— Start SUPPLIED MATERIAL —
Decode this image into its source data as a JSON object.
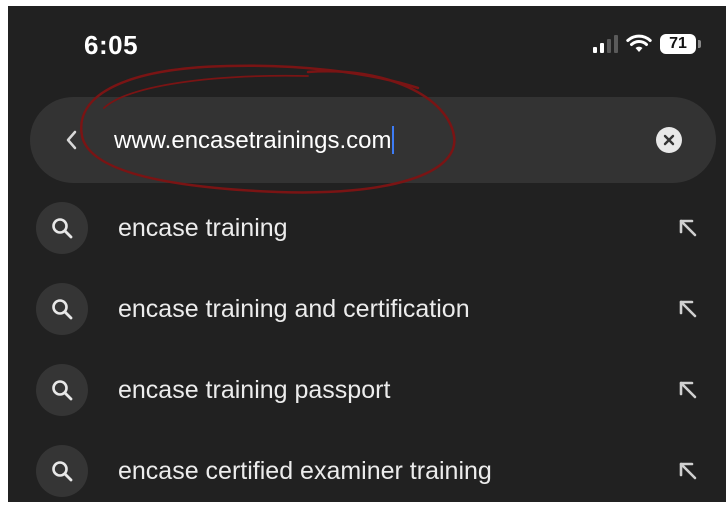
{
  "status_bar": {
    "time": "6:05",
    "battery_level": "71",
    "signal_bars_active": 2,
    "signal_bars_total": 4
  },
  "search_bar": {
    "url_value": "www.encasetrainings.com",
    "back_icon": "chevron-left-icon",
    "clear_icon": "clear-x-icon",
    "annotation_color": "#8b1a1a"
  },
  "suggestions": [
    {
      "label": "encase training",
      "icon": "search-icon",
      "action_icon": "fill-query-arrow-icon"
    },
    {
      "label": "encase training and certification",
      "icon": "search-icon",
      "action_icon": "fill-query-arrow-icon"
    },
    {
      "label": "encase training passport",
      "icon": "search-icon",
      "action_icon": "fill-query-arrow-icon"
    },
    {
      "label": "encase certified examiner training",
      "icon": "search-icon",
      "action_icon": "fill-query-arrow-icon"
    }
  ],
  "colors": {
    "background": "#212121",
    "search_bar": "#333333",
    "caret": "#3d7cf5",
    "text": "#ececec"
  }
}
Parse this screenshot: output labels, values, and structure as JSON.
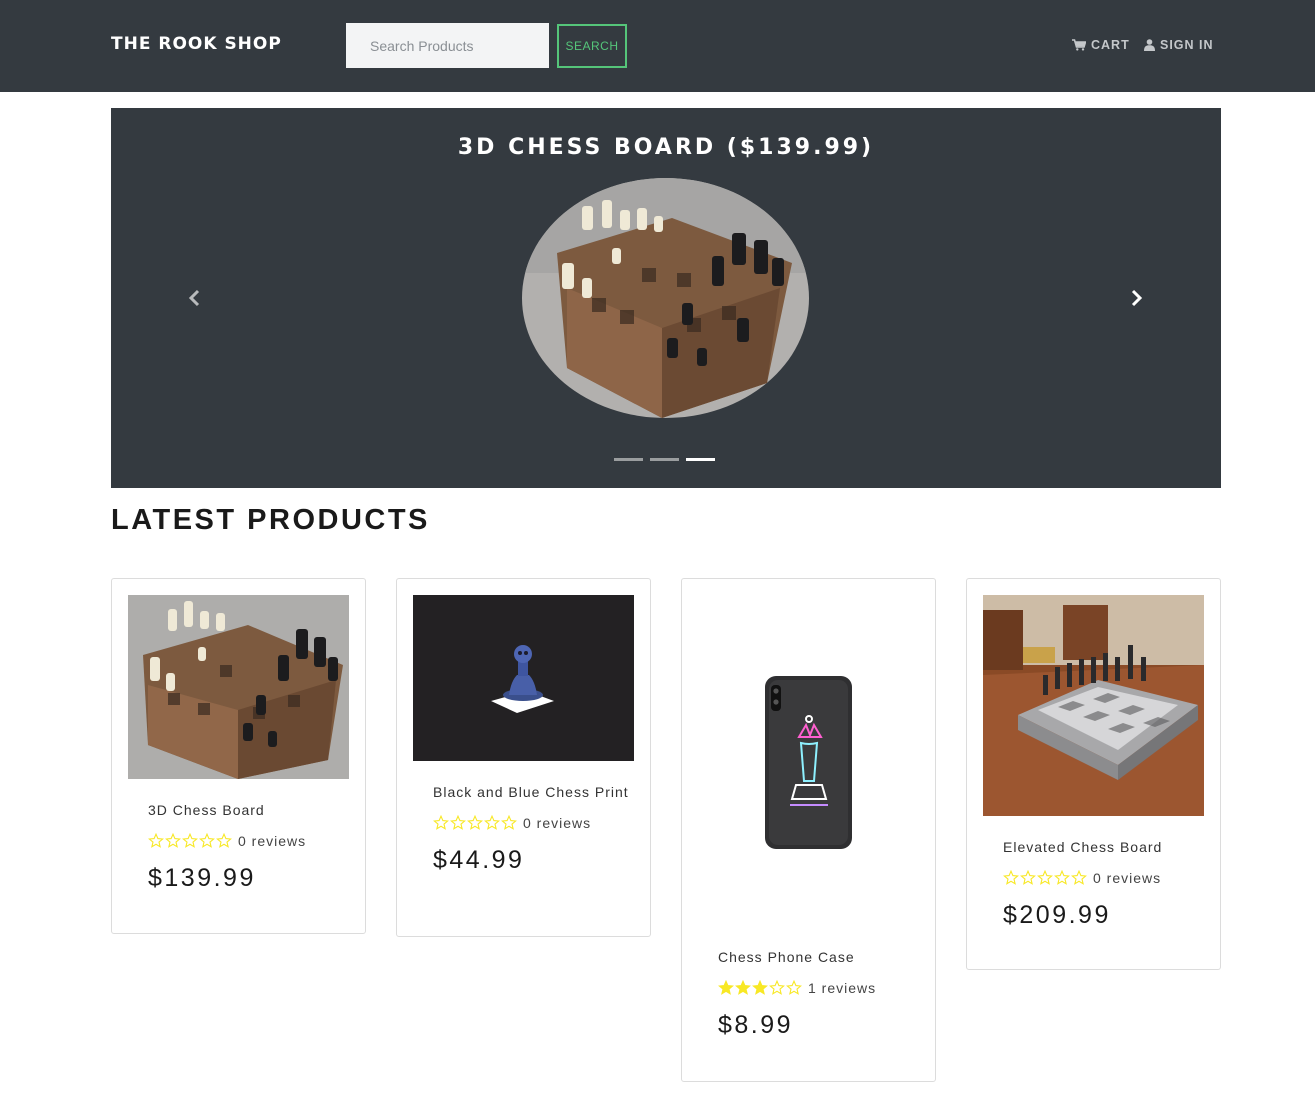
{
  "header": {
    "brand": "THE ROOK SHOP",
    "search_placeholder": "Search Products",
    "search_button": "SEARCH",
    "cart_label": "CART",
    "signin_label": "SIGN IN"
  },
  "carousel": {
    "caption": "3D CHESS BOARD ($139.99)",
    "prev_icon": "chevron-left-icon",
    "next_icon": "chevron-right-icon",
    "slide_count": 3,
    "active_slide": 3
  },
  "main": {
    "section_title": "LATEST PRODUCTS",
    "products": [
      {
        "name": "3D Chess Board",
        "rating": 0,
        "reviews": "0 reviews",
        "price": "$139.99",
        "image": "3d-chess-board-image"
      },
      {
        "name": "Black and Blue Chess Print",
        "rating": 0,
        "reviews": "0 reviews",
        "price": "$44.99",
        "image": "chess-print-image"
      },
      {
        "name": "Chess Phone Case",
        "rating": 3,
        "reviews": "1 reviews",
        "price": "$8.99",
        "image": "phone-case-image"
      },
      {
        "name": "Elevated Chess Board",
        "rating": 0,
        "reviews": "0 reviews",
        "price": "$209.99",
        "image": "elevated-chess-board-image"
      }
    ]
  },
  "colors": {
    "navbar_bg": "#343a40",
    "accent_green": "#55c57a",
    "star_yellow": "#f8e825"
  }
}
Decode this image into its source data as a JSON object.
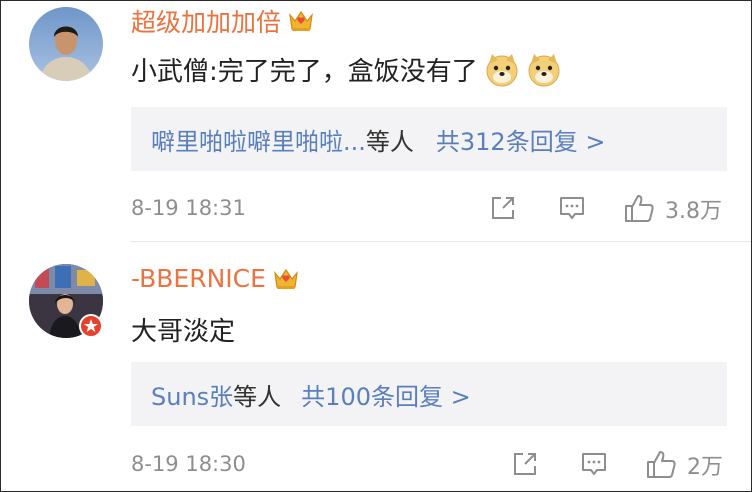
{
  "comments": [
    {
      "username": "超级加加加倍",
      "text": "小武僧:完了完了，盒饭没有了",
      "emoji_count": 2,
      "reply_users": "噼里啪啦噼里啪啦...",
      "reply_suffix": "等人",
      "reply_count": "共312条回复 >",
      "time": "8-19 18:31",
      "likes": "3.8万"
    },
    {
      "username": "-BBERNICE",
      "text": "大哥淡定",
      "reply_users": "Suns张",
      "reply_suffix": "等人",
      "reply_count": "共100条回复 >",
      "time": "8-19 18:30",
      "likes": "2万"
    }
  ],
  "colors": {
    "username": "#eb7340",
    "link": "#5a7fbd",
    "meta": "#8e8e8e",
    "reply_bg": "#f3f3f5"
  },
  "icons": [
    "crown-icon",
    "doge-emoji",
    "share-icon",
    "comment-icon",
    "like-icon",
    "verified-badge-icon"
  ]
}
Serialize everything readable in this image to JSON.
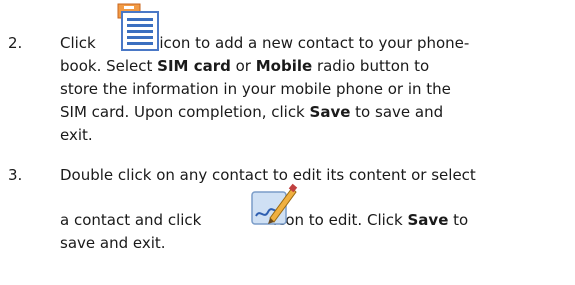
{
  "steps": [
    {
      "number": "2.",
      "icon": "new-contact-document-icon",
      "lines": [
        {
          "before": "Click",
          "after": "icon to add a new contact to your phone-"
        },
        {
          "t1": "book. Select ",
          "b1": "SIM card",
          "t2": " or ",
          "b2": "Mobile",
          "t3": " radio button to"
        },
        {
          "text": "store the information in your mobile phone or in the"
        },
        {
          "t1": "SIM card. Upon completion, click ",
          "b1": "Save",
          "t2": " to save and"
        },
        {
          "text": "exit."
        }
      ]
    },
    {
      "number": "3.",
      "icon": "edit-pen-icon",
      "lines": [
        {
          "text": "Double click on any contact to edit its content or select"
        },
        {
          "before": "a contact and click",
          "after": "icon to edit. Click ",
          "b1": "Save",
          "t2": " to"
        },
        {
          "text": "save and exit."
        }
      ]
    }
  ],
  "colors": {
    "text": "#1a1a1a",
    "icon_blue": "#3b6fc0",
    "icon_orange": "#e07a2a"
  }
}
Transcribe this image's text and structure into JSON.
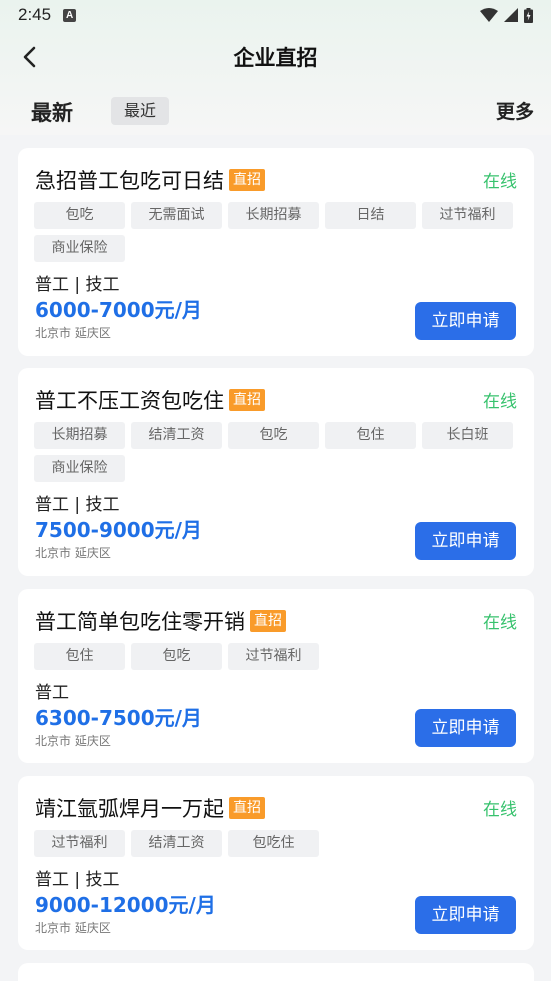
{
  "status": {
    "time": "2:45",
    "a_icon": "A"
  },
  "header": {
    "title": "企业直招"
  },
  "filters": {
    "newest": "最新",
    "recent": "最近",
    "more": "更多"
  },
  "jobs": [
    {
      "title": "急招普工包吃可日结",
      "badge": "直招",
      "status": "在线",
      "tags": [
        "包吃",
        "无需面试",
        "长期招募",
        "日结",
        "过节福利",
        "商业保险"
      ],
      "type": "普工 | 技工",
      "salary": "6000-7000元/月",
      "location": "北京市 延庆区",
      "apply": "立即申请"
    },
    {
      "title": "普工不压工资包吃住",
      "badge": "直招",
      "status": "在线",
      "tags": [
        "长期招募",
        "结清工资",
        "包吃",
        "包住",
        "长白班",
        "商业保险"
      ],
      "type": "普工 | 技工",
      "salary": "7500-9000元/月",
      "location": "北京市 延庆区",
      "apply": "立即申请"
    },
    {
      "title": "普工简单包吃住零开销",
      "badge": "直招",
      "status": "在线",
      "tags": [
        "包住",
        "包吃",
        "过节福利"
      ],
      "type": "普工",
      "salary": "6300-7500元/月",
      "location": "北京市 延庆区",
      "apply": "立即申请"
    },
    {
      "title": "靖江氩弧焊月一万起",
      "badge": "直招",
      "status": "在线",
      "tags": [
        "过节福利",
        "结清工资",
        "包吃住"
      ],
      "type": "普工 | 技工",
      "salary": "9000-12000元/月",
      "location": "北京市 延庆区",
      "apply": "立即申请"
    }
  ]
}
— End SUPPLIED MATERIAL —
▶ **SET EXERCISE**: Set each line of the records down exactly, leaving every picture out.

▶ **ANSWER FOR THIS EXERCISE**:
Decode this image into its source data as a JSON object.
{
  "status_bar": {
    "time": "6:05",
    "battery_level": "71",
    "signal_bars_active": 2,
    "signal_bars_total": 4
  },
  "search_bar": {
    "url_value": "www.encasetrainings.com",
    "back_icon": "chevron-left-icon",
    "clear_icon": "clear-x-icon",
    "annotation_color": "#8b1a1a"
  },
  "suggestions": [
    {
      "label": "encase training",
      "icon": "search-icon",
      "action_icon": "fill-query-arrow-icon"
    },
    {
      "label": "encase training and certification",
      "icon": "search-icon",
      "action_icon": "fill-query-arrow-icon"
    },
    {
      "label": "encase training passport",
      "icon": "search-icon",
      "action_icon": "fill-query-arrow-icon"
    },
    {
      "label": "encase certified examiner training",
      "icon": "search-icon",
      "action_icon": "fill-query-arrow-icon"
    }
  ],
  "colors": {
    "background": "#212121",
    "search_bar": "#333333",
    "caret": "#3d7cf5",
    "text": "#ececec"
  }
}
Parse this screenshot: output labels, values, and structure as JSON.
{
  "header": {
    "brand": "THE ROOK SHOP",
    "search_placeholder": "Search Products",
    "search_button": "SEARCH",
    "cart_label": "CART",
    "signin_label": "SIGN IN"
  },
  "carousel": {
    "caption": "3D CHESS BOARD ($139.99)",
    "prev_icon": "chevron-left-icon",
    "next_icon": "chevron-right-icon",
    "slide_count": 3,
    "active_slide": 3
  },
  "main": {
    "section_title": "LATEST PRODUCTS",
    "products": [
      {
        "name": "3D Chess Board",
        "rating": 0,
        "reviews": "0 reviews",
        "price": "$139.99",
        "image": "3d-chess-board-image"
      },
      {
        "name": "Black and Blue Chess Print",
        "rating": 0,
        "reviews": "0 reviews",
        "price": "$44.99",
        "image": "chess-print-image"
      },
      {
        "name": "Chess Phone Case",
        "rating": 3,
        "reviews": "1 reviews",
        "price": "$8.99",
        "image": "phone-case-image"
      },
      {
        "name": "Elevated Chess Board",
        "rating": 0,
        "reviews": "0 reviews",
        "price": "$209.99",
        "image": "elevated-chess-board-image"
      }
    ]
  },
  "colors": {
    "navbar_bg": "#343a40",
    "accent_green": "#55c57a",
    "star_yellow": "#f8e825"
  }
}
Decode this image into its source data as a JSON object.
{
  "comments": [
    {
      "username": "超级加加加倍",
      "text": "小武僧:完了完了，盒饭没有了",
      "emoji_count": 2,
      "reply_users": "噼里啪啦噼里啪啦...",
      "reply_suffix": "等人",
      "reply_count": "共312条回复 >",
      "time": "8-19 18:31",
      "likes": "3.8万"
    },
    {
      "username": "-BBERNICE",
      "text": "大哥淡定",
      "reply_users": "Suns张",
      "reply_suffix": "等人",
      "reply_count": "共100条回复 >",
      "time": "8-19 18:30",
      "likes": "2万"
    }
  ],
  "colors": {
    "username": "#eb7340",
    "link": "#5a7fbd",
    "meta": "#8e8e8e",
    "reply_bg": "#f3f3f5"
  },
  "icons": [
    "crown-icon",
    "doge-emoji",
    "share-icon",
    "comment-icon",
    "like-icon",
    "verified-badge-icon"
  ]
}
Serialize everything readable in this image to JSON.
{
  "steps": [
    {
      "number": "2.",
      "icon": "new-contact-document-icon",
      "lines": [
        {
          "before": "Click",
          "after": "icon to add a new contact to your phone-"
        },
        {
          "t1": "book. Select ",
          "b1": "SIM card",
          "t2": " or ",
          "b2": "Mobile",
          "t3": " radio button to"
        },
        {
          "text": "store the information in your mobile phone or in the"
        },
        {
          "t1": "SIM card. Upon completion, click ",
          "b1": "Save",
          "t2": " to save and"
        },
        {
          "text": "exit."
        }
      ]
    },
    {
      "number": "3.",
      "icon": "edit-pen-icon",
      "lines": [
        {
          "text": "Double click on any contact to edit its content or select"
        },
        {
          "before": "a contact and click",
          "after": "icon to edit. Click ",
          "b1": "Save",
          "t2": " to"
        },
        {
          "text": "save and exit."
        }
      ]
    }
  ],
  "colors": {
    "text": "#1a1a1a",
    "icon_blue": "#3b6fc0",
    "icon_orange": "#e07a2a"
  }
}
Transcribe this image's text and structure into JSON.
{
  "status": {
    "time": "2:45",
    "a_icon": "A"
  },
  "header": {
    "title": "企业直招"
  },
  "filters": {
    "newest": "最新",
    "recent": "最近",
    "more": "更多"
  },
  "jobs": [
    {
      "title": "急招普工包吃可日结",
      "badge": "直招",
      "status": "在线",
      "tags": [
        "包吃",
        "无需面试",
        "长期招募",
        "日结",
        "过节福利",
        "商业保险"
      ],
      "type": "普工 | 技工",
      "salary": "6000-7000元/月",
      "location": "北京市 延庆区",
      "apply": "立即申请"
    },
    {
      "title": "普工不压工资包吃住",
      "badge": "直招",
      "status": "在线",
      "tags": [
        "长期招募",
        "结清工资",
        "包吃",
        "包住",
        "长白班",
        "商业保险"
      ],
      "type": "普工 | 技工",
      "salary": "7500-9000元/月",
      "location": "北京市 延庆区",
      "apply": "立即申请"
    },
    {
      "title": "普工简单包吃住零开销",
      "badge": "直招",
      "status": "在线",
      "tags": [
        "包住",
        "包吃",
        "过节福利"
      ],
      "type": "普工",
      "salary": "6300-7500元/月",
      "location": "北京市 延庆区",
      "apply": "立即申请"
    },
    {
      "title": "靖江氩弧焊月一万起",
      "badge": "直招",
      "status": "在线",
      "tags": [
        "过节福利",
        "结清工资",
        "包吃住"
      ],
      "type": "普工 | 技工",
      "salary": "9000-12000元/月",
      "location": "北京市 延庆区",
      "apply": "立即申请"
    }
  ]
}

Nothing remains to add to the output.